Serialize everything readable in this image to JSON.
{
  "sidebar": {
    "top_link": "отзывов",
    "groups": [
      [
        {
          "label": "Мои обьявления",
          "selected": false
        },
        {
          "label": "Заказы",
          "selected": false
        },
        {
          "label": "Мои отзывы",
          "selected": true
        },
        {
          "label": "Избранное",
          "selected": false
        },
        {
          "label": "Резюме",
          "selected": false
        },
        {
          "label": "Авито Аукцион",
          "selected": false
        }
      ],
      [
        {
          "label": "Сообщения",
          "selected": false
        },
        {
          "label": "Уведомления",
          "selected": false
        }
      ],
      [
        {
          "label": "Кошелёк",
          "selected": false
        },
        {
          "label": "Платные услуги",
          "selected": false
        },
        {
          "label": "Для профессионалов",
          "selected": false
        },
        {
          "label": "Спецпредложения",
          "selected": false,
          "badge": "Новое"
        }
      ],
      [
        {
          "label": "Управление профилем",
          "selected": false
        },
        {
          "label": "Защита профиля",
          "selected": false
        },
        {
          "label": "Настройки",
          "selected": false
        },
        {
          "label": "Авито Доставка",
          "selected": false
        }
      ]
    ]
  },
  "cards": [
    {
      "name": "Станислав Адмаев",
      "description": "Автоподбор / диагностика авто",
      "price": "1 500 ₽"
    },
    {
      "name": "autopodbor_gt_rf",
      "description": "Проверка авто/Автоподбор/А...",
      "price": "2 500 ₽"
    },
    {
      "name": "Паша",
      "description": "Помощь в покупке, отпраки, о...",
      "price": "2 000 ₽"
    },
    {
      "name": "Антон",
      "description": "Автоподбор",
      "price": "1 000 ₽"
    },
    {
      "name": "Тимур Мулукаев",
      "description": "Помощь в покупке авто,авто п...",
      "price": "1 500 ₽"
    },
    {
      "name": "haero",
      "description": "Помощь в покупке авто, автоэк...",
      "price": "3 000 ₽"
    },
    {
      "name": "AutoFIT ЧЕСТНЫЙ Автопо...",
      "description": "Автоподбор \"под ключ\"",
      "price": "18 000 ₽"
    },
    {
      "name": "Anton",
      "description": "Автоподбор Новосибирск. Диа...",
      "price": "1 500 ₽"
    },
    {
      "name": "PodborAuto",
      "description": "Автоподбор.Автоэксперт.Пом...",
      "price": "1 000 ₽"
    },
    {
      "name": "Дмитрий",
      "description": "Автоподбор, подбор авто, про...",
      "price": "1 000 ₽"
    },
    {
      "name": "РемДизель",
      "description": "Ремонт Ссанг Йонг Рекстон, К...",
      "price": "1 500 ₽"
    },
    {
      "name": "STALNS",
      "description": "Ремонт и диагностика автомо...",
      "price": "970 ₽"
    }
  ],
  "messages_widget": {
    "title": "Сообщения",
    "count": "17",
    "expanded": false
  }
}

========================================================================

• _DIRECTIONS FOR THIS TASK_: Search the lines above for the string "Автоподбор", then show every one that has it.

• _OUTPUT OF THE TASK_:
      "description": "Автоподбор / диагностика авто",
      "description": "Проверка авто/Автоподбор/А...",
      "description": "Автоподбор",
      "description": "Автоподбор \"под ключ\"",
      "description": "Автоподбор Новосибирск. Диа...",
      "description": "Автоподбор.Автоэксперт.Пом...",
      "description": "Автоподбор, подбор авто, про...",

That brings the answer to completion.